DO THIS
Entries follow. Set all of them down as they stand.

--- start DATA FOR PROCESSING ---

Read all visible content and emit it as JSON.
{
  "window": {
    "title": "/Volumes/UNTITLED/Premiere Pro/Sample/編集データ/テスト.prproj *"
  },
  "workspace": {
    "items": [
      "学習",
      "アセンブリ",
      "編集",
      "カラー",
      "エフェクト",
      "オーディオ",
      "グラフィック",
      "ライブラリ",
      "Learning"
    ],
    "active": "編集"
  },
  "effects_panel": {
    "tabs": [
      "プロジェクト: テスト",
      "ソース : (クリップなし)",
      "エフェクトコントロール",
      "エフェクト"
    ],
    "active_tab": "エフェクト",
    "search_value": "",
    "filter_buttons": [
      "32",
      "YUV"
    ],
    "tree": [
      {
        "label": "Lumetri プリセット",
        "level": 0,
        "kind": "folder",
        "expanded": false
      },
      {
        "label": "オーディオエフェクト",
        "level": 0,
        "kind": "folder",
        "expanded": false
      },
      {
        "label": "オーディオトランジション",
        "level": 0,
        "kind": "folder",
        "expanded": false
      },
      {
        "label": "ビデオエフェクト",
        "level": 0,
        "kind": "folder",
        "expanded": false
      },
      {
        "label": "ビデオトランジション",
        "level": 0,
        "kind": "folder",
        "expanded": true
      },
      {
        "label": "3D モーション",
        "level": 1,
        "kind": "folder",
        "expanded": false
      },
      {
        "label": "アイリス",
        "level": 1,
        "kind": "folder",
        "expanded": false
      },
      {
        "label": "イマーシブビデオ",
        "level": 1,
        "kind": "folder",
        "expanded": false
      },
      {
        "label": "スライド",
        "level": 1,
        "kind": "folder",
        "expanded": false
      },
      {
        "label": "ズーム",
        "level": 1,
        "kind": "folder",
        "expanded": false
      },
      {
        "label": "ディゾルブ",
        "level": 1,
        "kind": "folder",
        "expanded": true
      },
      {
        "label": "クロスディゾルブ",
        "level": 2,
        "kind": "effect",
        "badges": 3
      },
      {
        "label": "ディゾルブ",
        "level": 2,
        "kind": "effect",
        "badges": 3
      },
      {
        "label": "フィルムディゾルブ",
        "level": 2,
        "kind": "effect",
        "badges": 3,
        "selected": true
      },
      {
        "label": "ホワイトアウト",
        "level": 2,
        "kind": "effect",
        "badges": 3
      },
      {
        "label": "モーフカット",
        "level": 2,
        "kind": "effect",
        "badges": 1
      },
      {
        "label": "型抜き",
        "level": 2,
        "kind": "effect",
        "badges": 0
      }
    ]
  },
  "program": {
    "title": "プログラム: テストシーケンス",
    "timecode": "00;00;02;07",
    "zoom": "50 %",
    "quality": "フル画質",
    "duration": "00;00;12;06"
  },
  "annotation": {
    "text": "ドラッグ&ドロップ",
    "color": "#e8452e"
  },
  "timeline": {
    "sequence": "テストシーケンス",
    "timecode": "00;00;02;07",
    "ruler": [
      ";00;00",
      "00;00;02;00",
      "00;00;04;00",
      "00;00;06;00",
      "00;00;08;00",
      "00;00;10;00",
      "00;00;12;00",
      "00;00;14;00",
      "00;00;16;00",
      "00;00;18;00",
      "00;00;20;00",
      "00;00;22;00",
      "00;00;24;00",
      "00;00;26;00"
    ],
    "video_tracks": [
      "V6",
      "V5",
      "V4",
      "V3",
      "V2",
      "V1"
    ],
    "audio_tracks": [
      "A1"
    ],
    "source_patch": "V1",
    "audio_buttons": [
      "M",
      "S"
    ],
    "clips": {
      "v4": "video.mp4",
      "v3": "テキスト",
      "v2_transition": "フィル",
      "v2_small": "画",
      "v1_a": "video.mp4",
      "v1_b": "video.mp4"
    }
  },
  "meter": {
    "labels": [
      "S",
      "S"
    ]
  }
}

--- end DATA FOR PROCESSING ---

SOLUTION
Read all visible content and emit it as JSON.
{
  "window": {
    "title": "/Volumes/UNTITLED/Premiere Pro/Sample/編集データ/テスト.prproj *"
  },
  "workspace": {
    "items": [
      "学習",
      "アセンブリ",
      "編集",
      "カラー",
      "エフェクト",
      "オーディオ",
      "グラフィック",
      "ライブラリ",
      "Learning"
    ],
    "active": "編集"
  },
  "effects_panel": {
    "tabs": [
      "プロジェクト: テスト",
      "ソース : (クリップなし)",
      "エフェクトコントロール",
      "エフェクト"
    ],
    "active_tab": "エフェクト",
    "search_value": "",
    "filter_buttons": [
      "32",
      "YUV"
    ],
    "tree": [
      {
        "label": "Lumetri プリセット",
        "level": 0,
        "kind": "folder",
        "expanded": false
      },
      {
        "label": "オーディオエフェクト",
        "level": 0,
        "kind": "folder",
        "expanded": false
      },
      {
        "label": "オーディオトランジション",
        "level": 0,
        "kind": "folder",
        "expanded": false
      },
      {
        "label": "ビデオエフェクト",
        "level": 0,
        "kind": "folder",
        "expanded": false
      },
      {
        "label": "ビデオトランジション",
        "level": 0,
        "kind": "folder",
        "expanded": true
      },
      {
        "label": "3D モーション",
        "level": 1,
        "kind": "folder",
        "expanded": false
      },
      {
        "label": "アイリス",
        "level": 1,
        "kind": "folder",
        "expanded": false
      },
      {
        "label": "イマーシブビデオ",
        "level": 1,
        "kind": "folder",
        "expanded": false
      },
      {
        "label": "スライド",
        "level": 1,
        "kind": "folder",
        "expanded": false
      },
      {
        "label": "ズーム",
        "level": 1,
        "kind": "folder",
        "expanded": false
      },
      {
        "label": "ディゾルブ",
        "level": 1,
        "kind": "folder",
        "expanded": true
      },
      {
        "label": "クロスディゾルブ",
        "level": 2,
        "kind": "effect",
        "badges": 3
      },
      {
        "label": "ディゾルブ",
        "level": 2,
        "kind": "effect",
        "badges": 3
      },
      {
        "label": "フィルムディゾルブ",
        "level": 2,
        "kind": "effect",
        "badges": 3,
        "selected": true
      },
      {
        "label": "ホワイトアウト",
        "level": 2,
        "kind": "effect",
        "badges": 3
      },
      {
        "label": "モーフカット",
        "level": 2,
        "kind": "effect",
        "badges": 1
      },
      {
        "label": "型抜き",
        "level": 2,
        "kind": "effect",
        "badges": 0
      }
    ]
  },
  "program": {
    "title": "プログラム: テストシーケンス",
    "timecode": "00;00;02;07",
    "zoom": "50 %",
    "quality": "フル画質",
    "duration": "00;00;12;06"
  },
  "annotation": {
    "text": "ドラッグ&ドロップ",
    "color": "#e8452e"
  },
  "timeline": {
    "sequence": "テストシーケンス",
    "timecode": "00;00;02;07",
    "ruler": [
      ";00;00",
      "00;00;02;00",
      "00;00;04;00",
      "00;00;06;00",
      "00;00;08;00",
      "00;00;10;00",
      "00;00;12;00",
      "00;00;14;00",
      "00;00;16;00",
      "00;00;18;00",
      "00;00;20;00",
      "00;00;22;00",
      "00;00;24;00",
      "00;00;26;00"
    ],
    "video_tracks": [
      "V6",
      "V5",
      "V4",
      "V3",
      "V2",
      "V1"
    ],
    "audio_tracks": [
      "A1"
    ],
    "source_patch": "V1",
    "audio_buttons": [
      "M",
      "S"
    ],
    "clips": {
      "v4": "video.mp4",
      "v3": "テキスト",
      "v2_transition": "フィル",
      "v2_small": "画",
      "v1_a": "video.mp4",
      "v1_b": "video.mp4"
    }
  },
  "meter": {
    "labels": [
      "S",
      "S"
    ]
  }
}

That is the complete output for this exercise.